(Excerpts from a figure dataset)
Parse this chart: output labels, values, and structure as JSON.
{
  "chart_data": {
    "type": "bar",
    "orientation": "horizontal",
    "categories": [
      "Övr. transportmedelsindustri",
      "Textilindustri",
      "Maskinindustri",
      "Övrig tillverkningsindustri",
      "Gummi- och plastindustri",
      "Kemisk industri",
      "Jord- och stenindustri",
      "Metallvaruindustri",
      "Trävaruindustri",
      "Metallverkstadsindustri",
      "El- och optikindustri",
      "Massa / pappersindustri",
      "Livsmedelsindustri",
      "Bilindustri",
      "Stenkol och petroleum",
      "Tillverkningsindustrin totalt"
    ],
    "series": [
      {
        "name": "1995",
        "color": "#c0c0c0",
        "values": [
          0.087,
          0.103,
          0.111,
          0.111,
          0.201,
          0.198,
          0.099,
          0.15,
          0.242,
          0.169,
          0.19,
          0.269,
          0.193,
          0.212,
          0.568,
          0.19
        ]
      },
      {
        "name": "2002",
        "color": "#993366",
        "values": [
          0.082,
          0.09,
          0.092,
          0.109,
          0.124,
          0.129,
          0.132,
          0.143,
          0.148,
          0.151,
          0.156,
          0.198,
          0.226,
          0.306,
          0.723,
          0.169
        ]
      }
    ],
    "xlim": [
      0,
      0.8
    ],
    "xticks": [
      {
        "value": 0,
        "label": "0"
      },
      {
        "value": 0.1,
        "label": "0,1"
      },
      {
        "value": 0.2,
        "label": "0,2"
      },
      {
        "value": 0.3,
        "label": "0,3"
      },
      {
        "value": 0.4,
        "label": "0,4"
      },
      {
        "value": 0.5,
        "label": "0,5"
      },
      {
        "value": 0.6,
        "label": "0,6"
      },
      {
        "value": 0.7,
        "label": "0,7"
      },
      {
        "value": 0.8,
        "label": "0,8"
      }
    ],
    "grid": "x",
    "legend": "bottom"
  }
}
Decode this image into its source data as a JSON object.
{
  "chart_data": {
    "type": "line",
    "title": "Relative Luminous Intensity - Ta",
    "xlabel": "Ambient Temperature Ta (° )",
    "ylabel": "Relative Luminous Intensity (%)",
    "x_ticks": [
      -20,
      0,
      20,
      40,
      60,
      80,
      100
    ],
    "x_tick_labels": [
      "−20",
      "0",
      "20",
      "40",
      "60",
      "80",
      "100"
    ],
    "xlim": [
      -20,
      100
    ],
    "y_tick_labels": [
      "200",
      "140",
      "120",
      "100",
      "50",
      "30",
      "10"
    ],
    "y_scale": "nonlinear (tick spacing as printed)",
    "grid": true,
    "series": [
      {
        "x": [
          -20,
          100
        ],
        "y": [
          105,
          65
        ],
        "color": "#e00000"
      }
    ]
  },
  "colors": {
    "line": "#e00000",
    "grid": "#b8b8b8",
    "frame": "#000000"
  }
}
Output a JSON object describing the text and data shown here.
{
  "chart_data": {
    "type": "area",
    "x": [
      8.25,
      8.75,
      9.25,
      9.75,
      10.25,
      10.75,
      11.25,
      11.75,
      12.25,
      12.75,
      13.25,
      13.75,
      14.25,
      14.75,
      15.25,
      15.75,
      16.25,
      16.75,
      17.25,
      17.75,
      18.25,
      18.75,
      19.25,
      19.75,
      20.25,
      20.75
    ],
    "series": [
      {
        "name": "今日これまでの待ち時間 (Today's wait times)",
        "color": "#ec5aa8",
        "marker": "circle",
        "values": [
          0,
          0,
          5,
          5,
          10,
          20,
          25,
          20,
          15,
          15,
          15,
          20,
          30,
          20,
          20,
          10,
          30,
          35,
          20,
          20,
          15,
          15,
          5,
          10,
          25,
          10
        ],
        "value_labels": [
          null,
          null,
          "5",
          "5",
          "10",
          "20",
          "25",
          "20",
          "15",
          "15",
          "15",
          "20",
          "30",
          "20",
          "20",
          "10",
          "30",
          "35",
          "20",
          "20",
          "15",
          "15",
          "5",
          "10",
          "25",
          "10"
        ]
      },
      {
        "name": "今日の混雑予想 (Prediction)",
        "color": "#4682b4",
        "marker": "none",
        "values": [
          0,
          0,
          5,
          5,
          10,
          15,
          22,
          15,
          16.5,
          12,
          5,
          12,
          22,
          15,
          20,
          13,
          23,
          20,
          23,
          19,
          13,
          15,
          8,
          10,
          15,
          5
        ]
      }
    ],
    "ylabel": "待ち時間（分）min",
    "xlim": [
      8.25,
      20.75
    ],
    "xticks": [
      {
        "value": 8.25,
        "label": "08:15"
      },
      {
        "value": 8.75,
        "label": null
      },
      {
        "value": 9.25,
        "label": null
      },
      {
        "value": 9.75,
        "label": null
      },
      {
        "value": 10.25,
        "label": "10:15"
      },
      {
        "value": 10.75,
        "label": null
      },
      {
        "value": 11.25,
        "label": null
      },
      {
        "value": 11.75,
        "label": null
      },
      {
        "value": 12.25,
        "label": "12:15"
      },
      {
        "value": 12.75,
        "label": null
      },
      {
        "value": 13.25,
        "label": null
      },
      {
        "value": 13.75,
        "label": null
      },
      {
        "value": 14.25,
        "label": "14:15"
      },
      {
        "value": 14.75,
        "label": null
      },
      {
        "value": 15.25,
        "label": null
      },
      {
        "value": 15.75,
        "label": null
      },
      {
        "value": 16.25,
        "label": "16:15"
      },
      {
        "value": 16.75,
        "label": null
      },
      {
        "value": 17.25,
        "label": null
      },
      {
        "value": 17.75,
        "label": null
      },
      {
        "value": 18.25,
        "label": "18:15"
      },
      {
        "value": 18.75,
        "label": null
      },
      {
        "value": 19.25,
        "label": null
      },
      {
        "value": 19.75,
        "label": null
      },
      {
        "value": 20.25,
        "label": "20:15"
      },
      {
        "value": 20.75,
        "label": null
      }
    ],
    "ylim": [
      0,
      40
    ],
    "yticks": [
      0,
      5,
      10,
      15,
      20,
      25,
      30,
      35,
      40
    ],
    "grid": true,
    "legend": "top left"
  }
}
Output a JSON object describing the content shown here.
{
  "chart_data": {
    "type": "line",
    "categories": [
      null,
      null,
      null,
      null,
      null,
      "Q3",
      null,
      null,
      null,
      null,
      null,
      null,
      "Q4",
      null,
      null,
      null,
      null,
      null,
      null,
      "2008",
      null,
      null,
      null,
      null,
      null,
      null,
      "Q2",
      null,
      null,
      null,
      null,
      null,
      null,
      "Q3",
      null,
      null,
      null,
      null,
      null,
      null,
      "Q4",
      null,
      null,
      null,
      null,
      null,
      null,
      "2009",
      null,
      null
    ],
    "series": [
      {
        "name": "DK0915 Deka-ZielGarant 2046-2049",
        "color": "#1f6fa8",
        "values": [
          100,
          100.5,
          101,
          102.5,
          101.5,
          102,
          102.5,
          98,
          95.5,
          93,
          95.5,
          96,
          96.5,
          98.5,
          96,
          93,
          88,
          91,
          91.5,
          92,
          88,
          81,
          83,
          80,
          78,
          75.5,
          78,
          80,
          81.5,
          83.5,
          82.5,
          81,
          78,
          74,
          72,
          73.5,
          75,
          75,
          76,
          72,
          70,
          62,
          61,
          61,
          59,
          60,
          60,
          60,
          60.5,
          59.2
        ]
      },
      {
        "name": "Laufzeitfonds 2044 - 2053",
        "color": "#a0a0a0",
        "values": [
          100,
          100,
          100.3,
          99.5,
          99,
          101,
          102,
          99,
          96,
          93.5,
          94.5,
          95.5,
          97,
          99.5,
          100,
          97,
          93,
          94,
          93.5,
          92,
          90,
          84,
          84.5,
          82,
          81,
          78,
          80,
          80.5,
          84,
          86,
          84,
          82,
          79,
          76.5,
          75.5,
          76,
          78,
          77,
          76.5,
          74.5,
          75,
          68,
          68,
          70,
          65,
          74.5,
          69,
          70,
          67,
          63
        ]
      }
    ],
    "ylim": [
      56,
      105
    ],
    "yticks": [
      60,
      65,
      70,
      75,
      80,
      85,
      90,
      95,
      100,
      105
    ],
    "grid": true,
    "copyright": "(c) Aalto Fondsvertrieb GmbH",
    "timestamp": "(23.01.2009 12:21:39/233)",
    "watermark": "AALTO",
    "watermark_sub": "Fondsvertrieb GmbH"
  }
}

• Exercise prompt: State how many lines above include the word "JSON", and nothing more.

• Result of the exercise: 4